▶ **TASK REQUIREMENTS**
Below are records to be output exactly, every one of them.

▶ **EXTRACTED INFORMATION**
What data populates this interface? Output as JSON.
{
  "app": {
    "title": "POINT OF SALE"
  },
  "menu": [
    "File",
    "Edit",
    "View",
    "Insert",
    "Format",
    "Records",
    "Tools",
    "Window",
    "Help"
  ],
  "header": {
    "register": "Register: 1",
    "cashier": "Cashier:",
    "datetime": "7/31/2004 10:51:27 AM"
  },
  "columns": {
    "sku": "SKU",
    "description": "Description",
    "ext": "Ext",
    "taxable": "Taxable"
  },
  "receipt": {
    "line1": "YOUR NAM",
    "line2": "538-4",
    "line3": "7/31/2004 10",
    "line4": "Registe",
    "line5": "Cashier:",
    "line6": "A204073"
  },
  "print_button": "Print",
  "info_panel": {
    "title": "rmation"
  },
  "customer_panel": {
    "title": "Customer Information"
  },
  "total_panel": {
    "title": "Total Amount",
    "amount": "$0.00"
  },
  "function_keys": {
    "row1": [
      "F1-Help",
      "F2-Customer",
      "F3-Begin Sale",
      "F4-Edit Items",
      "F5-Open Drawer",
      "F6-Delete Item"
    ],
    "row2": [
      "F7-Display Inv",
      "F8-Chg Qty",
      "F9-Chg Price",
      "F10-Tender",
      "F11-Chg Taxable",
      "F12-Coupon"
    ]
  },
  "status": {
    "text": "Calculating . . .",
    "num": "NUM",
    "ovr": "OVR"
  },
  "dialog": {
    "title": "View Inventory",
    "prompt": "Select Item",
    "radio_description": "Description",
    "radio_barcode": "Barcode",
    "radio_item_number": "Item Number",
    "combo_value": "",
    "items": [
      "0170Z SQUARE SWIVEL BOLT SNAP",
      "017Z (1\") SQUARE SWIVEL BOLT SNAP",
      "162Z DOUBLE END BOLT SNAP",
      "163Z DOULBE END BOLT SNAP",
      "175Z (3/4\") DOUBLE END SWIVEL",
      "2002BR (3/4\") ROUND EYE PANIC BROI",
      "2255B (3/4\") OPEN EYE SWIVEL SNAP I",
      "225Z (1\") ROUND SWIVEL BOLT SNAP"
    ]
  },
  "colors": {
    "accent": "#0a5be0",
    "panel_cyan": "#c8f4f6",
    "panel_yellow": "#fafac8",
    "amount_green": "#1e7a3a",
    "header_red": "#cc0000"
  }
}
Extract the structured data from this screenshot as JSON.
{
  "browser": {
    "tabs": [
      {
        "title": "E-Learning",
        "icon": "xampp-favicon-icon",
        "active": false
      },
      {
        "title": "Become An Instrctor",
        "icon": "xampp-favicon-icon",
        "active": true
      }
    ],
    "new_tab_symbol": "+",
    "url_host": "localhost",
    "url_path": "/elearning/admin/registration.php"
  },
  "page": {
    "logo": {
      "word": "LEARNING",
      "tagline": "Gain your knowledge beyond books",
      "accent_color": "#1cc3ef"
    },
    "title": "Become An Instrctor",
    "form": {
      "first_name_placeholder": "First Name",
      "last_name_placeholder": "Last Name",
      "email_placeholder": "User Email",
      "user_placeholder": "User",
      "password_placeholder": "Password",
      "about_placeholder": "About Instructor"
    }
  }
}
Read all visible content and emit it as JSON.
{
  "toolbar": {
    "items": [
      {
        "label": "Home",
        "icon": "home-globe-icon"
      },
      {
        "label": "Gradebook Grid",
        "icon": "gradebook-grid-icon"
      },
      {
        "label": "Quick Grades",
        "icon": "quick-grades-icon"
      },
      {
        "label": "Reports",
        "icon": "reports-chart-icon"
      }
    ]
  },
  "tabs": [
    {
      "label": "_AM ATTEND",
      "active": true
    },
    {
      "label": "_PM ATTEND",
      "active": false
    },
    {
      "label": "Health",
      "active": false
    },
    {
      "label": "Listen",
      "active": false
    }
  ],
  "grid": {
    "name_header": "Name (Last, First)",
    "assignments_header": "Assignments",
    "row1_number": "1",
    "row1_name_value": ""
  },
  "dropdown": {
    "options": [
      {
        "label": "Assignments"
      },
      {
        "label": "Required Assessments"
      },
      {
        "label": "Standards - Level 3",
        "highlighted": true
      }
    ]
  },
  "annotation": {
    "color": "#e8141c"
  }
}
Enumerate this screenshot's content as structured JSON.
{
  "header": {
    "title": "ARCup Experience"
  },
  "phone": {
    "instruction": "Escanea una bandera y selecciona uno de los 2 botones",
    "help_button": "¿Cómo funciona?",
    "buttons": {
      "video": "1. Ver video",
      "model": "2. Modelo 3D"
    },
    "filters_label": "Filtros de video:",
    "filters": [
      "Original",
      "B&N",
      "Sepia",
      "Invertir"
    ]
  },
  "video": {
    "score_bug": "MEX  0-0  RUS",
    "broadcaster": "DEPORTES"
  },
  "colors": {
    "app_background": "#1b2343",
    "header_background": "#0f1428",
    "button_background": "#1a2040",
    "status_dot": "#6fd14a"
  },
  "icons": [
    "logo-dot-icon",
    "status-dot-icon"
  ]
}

▶ **RESULT**
What data populates this interface? Output as JSON.
{
  "app": {
    "title": "POINT OF SALE"
  },
  "menu": [
    "File",
    "Edit",
    "View",
    "Insert",
    "Format",
    "Records",
    "Tools",
    "Window",
    "Help"
  ],
  "header": {
    "register": "Register: 1",
    "cashier": "Cashier:",
    "datetime": "7/31/2004 10:51:27 AM"
  },
  "columns": {
    "sku": "SKU",
    "description": "Description",
    "ext": "Ext",
    "taxable": "Taxable"
  },
  "receipt": {
    "line1": "YOUR NAM",
    "line2": "538-4",
    "line3": "7/31/2004 10",
    "line4": "Registe",
    "line5": "Cashier:",
    "line6": "A204073"
  },
  "print_button": "Print",
  "info_panel": {
    "title": "rmation"
  },
  "customer_panel": {
    "title": "Customer Information"
  },
  "total_panel": {
    "title": "Total Amount",
    "amount": "$0.00"
  },
  "function_keys": {
    "row1": [
      "F1-Help",
      "F2-Customer",
      "F3-Begin Sale",
      "F4-Edit Items",
      "F5-Open Drawer",
      "F6-Delete Item"
    ],
    "row2": [
      "F7-Display Inv",
      "F8-Chg Qty",
      "F9-Chg Price",
      "F10-Tender",
      "F11-Chg Taxable",
      "F12-Coupon"
    ]
  },
  "status": {
    "text": "Calculating . . .",
    "num": "NUM",
    "ovr": "OVR"
  },
  "dialog": {
    "title": "View Inventory",
    "prompt": "Select Item",
    "radio_description": "Description",
    "radio_barcode": "Barcode",
    "radio_item_number": "Item Number",
    "combo_value": "",
    "items": [
      "0170Z SQUARE SWIVEL BOLT SNAP",
      "017Z (1\") SQUARE SWIVEL BOLT SNAP",
      "162Z DOUBLE END BOLT SNAP",
      "163Z DOULBE END BOLT SNAP",
      "175Z (3/4\") DOUBLE END SWIVEL",
      "2002BR (3/4\") ROUND EYE PANIC BROI",
      "2255B (3/4\") OPEN EYE SWIVEL SNAP I",
      "225Z (1\") ROUND SWIVEL BOLT SNAP"
    ]
  },
  "colors": {
    "accent": "#0a5be0",
    "panel_cyan": "#c8f4f6",
    "panel_yellow": "#fafac8",
    "amount_green": "#1e7a3a",
    "header_red": "#cc0000"
  }
}
Extract the structured data from this screenshot as JSON.
{
  "browser": {
    "tabs": [
      {
        "title": "E-Learning",
        "icon": "xampp-favicon-icon",
        "active": false
      },
      {
        "title": "Become An Instrctor",
        "icon": "xampp-favicon-icon",
        "active": true
      }
    ],
    "new_tab_symbol": "+",
    "url_host": "localhost",
    "url_path": "/elearning/admin/registration.php"
  },
  "page": {
    "logo": {
      "word": "LEARNING",
      "tagline": "Gain your knowledge beyond books",
      "accent_color": "#1cc3ef"
    },
    "title": "Become An Instrctor",
    "form": {
      "first_name_placeholder": "First Name",
      "last_name_placeholder": "Last Name",
      "email_placeholder": "User Email",
      "user_placeholder": "User",
      "password_placeholder": "Password",
      "about_placeholder": "About Instructor"
    }
  }
}
Read all visible content and emit it as JSON.
{
  "toolbar": {
    "items": [
      {
        "label": "Home",
        "icon": "home-globe-icon"
      },
      {
        "label": "Gradebook Grid",
        "icon": "gradebook-grid-icon"
      },
      {
        "label": "Quick Grades",
        "icon": "quick-grades-icon"
      },
      {
        "label": "Reports",
        "icon": "reports-chart-icon"
      }
    ]
  },
  "tabs": [
    {
      "label": "_AM ATTEND",
      "active": true
    },
    {
      "label": "_PM ATTEND",
      "active": false
    },
    {
      "label": "Health",
      "active": false
    },
    {
      "label": "Listen",
      "active": false
    }
  ],
  "grid": {
    "name_header": "Name (Last, First)",
    "assignments_header": "Assignments",
    "row1_number": "1",
    "row1_name_value": ""
  },
  "dropdown": {
    "options": [
      {
        "label": "Assignments"
      },
      {
        "label": "Required Assessments"
      },
      {
        "label": "Standards - Level 3",
        "highlighted": true
      }
    ]
  },
  "annotation": {
    "color": "#e8141c"
  }
}
Enumerate this screenshot's content as structured JSON.
{
  "header": {
    "title": "ARCup Experience"
  },
  "phone": {
    "instruction": "Escanea una bandera y selecciona uno de los 2 botones",
    "help_button": "¿Cómo funciona?",
    "buttons": {
      "video": "1. Ver video",
      "model": "2. Modelo 3D"
    },
    "filters_label": "Filtros de video:",
    "filters": [
      "Original",
      "B&N",
      "Sepia",
      "Invertir"
    ]
  },
  "video": {
    "score_bug": "MEX  0-0  RUS",
    "broadcaster": "DEPORTES"
  },
  "colors": {
    "app_background": "#1b2343",
    "header_background": "#0f1428",
    "button_background": "#1a2040",
    "status_dot": "#6fd14a"
  },
  "icons": [
    "logo-dot-icon",
    "status-dot-icon"
  ]
}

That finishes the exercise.